Source extract

▼

From August 2013 through May 2020, the Reporting Persons acquired the following shares of preferred stock of Legacy Rocket Lab (as defined below): 6,271,165 shares of Series A Preferred Stock, 4,019,122 shares of Series B Preferred Stock, 2,177,599 shares of Series C Preferred Stock, 64,279 shares of Series D Preferred Stock, 158,571 shares of Series E Preferred Stock and 63,428 shares of Series E-1 Preferred Stock. The Reporting Persons acquired such shares for an aggregate purchase price of approximately $28.2 million. All such shares were acquired with working capital.
The shares of Common Stock reported herein as beneficially owned by the Reporting Persons were acquired in connection with a business combination (the Business Combination) contemplated by the Agreement and Plan of Merger dated March 1, 2021, and amended by Amendment No. 1 thereto, dated May 7, 2021, and Amendment No. 2 thereto, dated June 25, 2021 (the Merger Agreement), by and among Vector Acquisition Corporation (Vector), Rocket Lab USA, Inc. (Legacy Rocket Lab), and Prestige USA Merger Sub, Inc., a wholly-owned subsidiary of Legacy Rocket Lab. As a result of, and as the final step of, the Business Combination, on August 25, 2021 (the Closing), Legacy Rocket Lab merged with and into Vector, with Vector surviving the merger and being renamed Rocket Lab USA, Inc. (the Issuer, as previously defined).
As a result of the Business Combination, the shares of preferred stock of Legacy Rocket Lab held by each of the Reporting Persons were converted into the right to receive a number of shares of Common Stock equal to an exchange ratio equal to 9.059659. As a result of such conversion, the Reporting Persons owned an aggregate of 115,004,795 shares of Common Stock immediately following the Business Combination.
Item 4. Purpose of Transaction.
The shares of Common Stock reported herein were acquired solely for investment purposes. None of the Reporting Persons have any present plans or proposals that relate to or would result in any change in the business, policies, management, structure or capitalization of the Issuer. The Reporting Persons reserve the right to acquire, or dispose of, additional securities of the Issuer in the ordinary course of their business, to the extent deemed advisable in light of their general investment and trading policies, market conditions or other factors. The Reporting Persons may engage in discussions from time to time with other stockholders of the Issuer regarding the acquisition by the Reporting Persons or others of shares of the Issuers Common Stock held by such stockholders.

▲

Dataset content
▼

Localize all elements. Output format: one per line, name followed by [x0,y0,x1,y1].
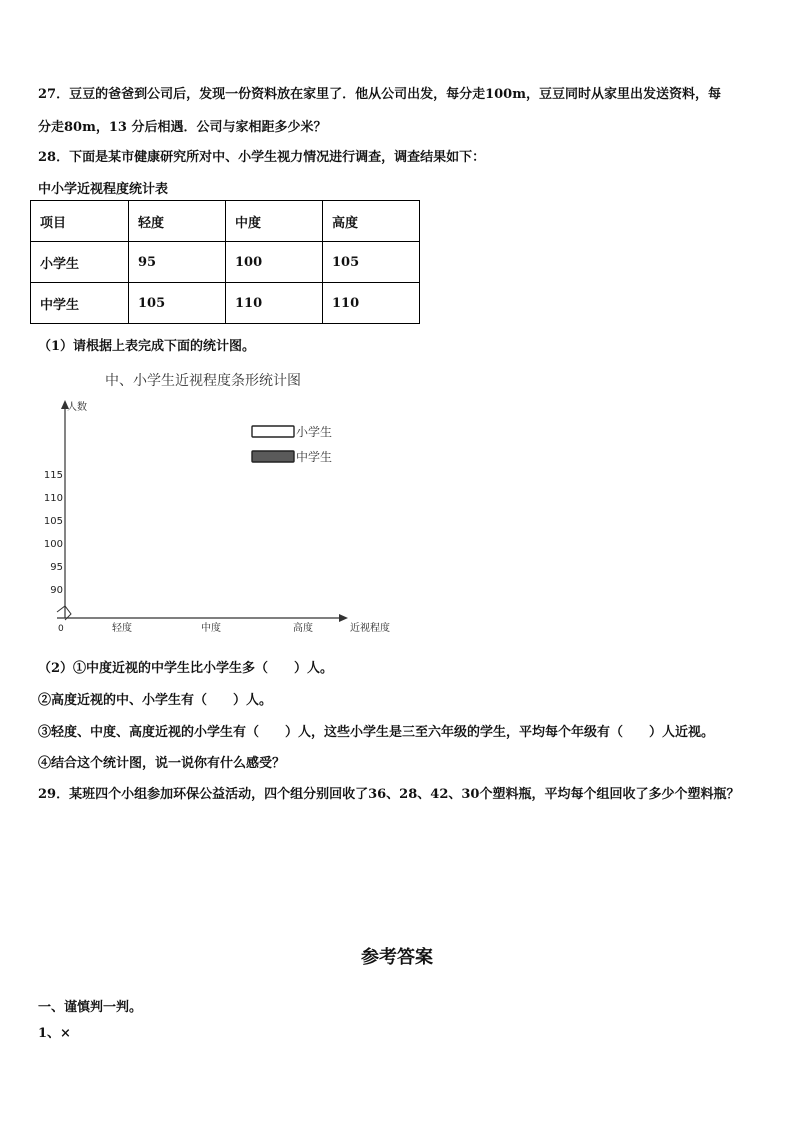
table-cell: 中度 [226,201,323,242]
table-cell: 110 [226,283,323,324]
table-row [31,283,420,324]
table-cell: 105 [323,242,420,283]
table-cell: 中学生 [31,283,129,324]
table-cell: 项目 [31,201,129,242]
bar-chart [30,360,410,645]
table-cell: 95 [129,242,226,283]
y-tick-label: 110 [43,493,63,504]
chart-canvas [30,360,410,645]
question-27-line-2: 分走80m，13 分后相遇．公司与家相距多少米？ [38,120,327,135]
table-cell: 100 [226,242,323,283]
y-tick-label: 100 [43,539,63,550]
table-cell: 110 [323,283,420,324]
table-cell: 105 [129,283,226,324]
vision-stat-table [30,200,420,324]
question-29: 29．某班四个小组参加环保公益活动，四个组分别回收了36、28、42、30个塑料瓶，平均每个组回收了多少个塑料瓶？ [38,787,740,802]
answer-item-1: 1、× [38,1026,71,1041]
question-28-sub2-c: ③轻度、中度、高度近视的小学生有（ ）人，这些小学生是三至六年级的学生，平均每个年级有（ ）人近视。 [38,725,715,740]
legend-label: 小学生 [296,425,333,439]
x-category-label: 高度 [293,623,313,634]
legend-label: 中学生 [296,450,333,464]
question-28-sub2-b: ②高度近视的中、小学生有（ ）人。 [38,693,273,708]
table-row [31,242,420,283]
question-28-sub2-d: ④结合这个统计图，说一说你有什么感受？ [38,756,286,771]
table-cell: 高度 [323,201,420,242]
table-header-row [31,201,420,242]
x-axis-label: 近视程度 [350,623,390,634]
answers-section-1: 一、谨慎判一判。 [38,1000,143,1015]
x-category-label: 轻度 [112,623,132,634]
legend-swatch [252,426,294,437]
y-tick-label: 105 [43,516,63,527]
table-cell: 轻度 [129,201,226,242]
answers-title: 参考答案 [361,947,433,968]
origin-label: 0 [58,624,64,634]
question-28-intro: 28．下面是某市健康研究所对中、小学生视力情况进行调查，调查结果如下： [38,150,486,165]
x-category-label: 中度 [201,623,221,634]
table-title: 中小学近视程度统计表 [38,182,169,197]
y-tick-label: 90 [50,585,63,596]
y-tick-label: 115 [43,470,63,481]
legend-swatch [252,451,294,462]
y-axis-label: 人数 [67,402,87,413]
table-cell: 小学生 [31,242,129,283]
question-27-line-1: 27．豆豆的爸爸到公司后，发现一份资料放在家里了．他从公司出发，每分走100m，豆豆同时从家里出发送资料，每 [38,87,721,102]
chart-title: 中、小学生近视程度条形统计图 [105,373,301,389]
x-axis-arrow [339,614,348,622]
question-28-sub2-a: （2）①中度近视的中学生比小学生多（ ）人。 [38,661,334,676]
y-tick-label: 95 [50,562,63,573]
question-28-sub1: （1）请根据上表完成下面的统计图。 [38,339,256,354]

▲

Parts of the exercise
**1)** Output the rows verbatim, starting at the row containing "table-cell: 中度 [226,201,323,242]" and ending at the row containing "question-27-line-2: 分走80m，13 分后相遇．公司与家相距多少米？".
**2)** Continue the passage on the Reporting Persons' Rocket Lab shares from the point where it stops.
The filing excerpt and the rows have no connection to each other.

Outputs in order
**1)**
table-cell: 中度 [226,201,323,242]
table-cell: 110 [226,283,323,324]
table-row [31,283,420,324]
table-cell: 105 [323,242,420,283]
table-cell: 中学生 [31,283,129,324]
table-cell: 项目 [31,201,129,242]
bar-chart [30,360,410,645]
table-cell: 95 [129,242,226,283]
y-tick-label: 110 [43,493,63,504]
chart-canvas [30,360,410,645]
question-27-line-2: 分走80m，13 分后相遇．公司与家相距多少米？ [38,120,327,135]

**2)**
The Reporting Persons do not currently have any plans or proposals that relate to, or would result in, any of the actions described in subparagraphs (a) through (j) of this Item 4. However, the Reporting Persons may seek information from management and the Issuers Board of Directors, and may engage in further discussions with management, the Issuers Board of Directors, other stockholders of the Issuer and other relevant parties, concerning the business, operations, governance, management, strategy, capitalization and/or future plans of the Issuer, or in proposing one or more of the other actions described in subparagraphs (a) through (j) of this Item 4. In addition, the Reporting Persons may exercise their rights under the Second Amended and Restated Registration Rights Agreement, as defined below.
Item 5. Interest in Securities of the Issuer.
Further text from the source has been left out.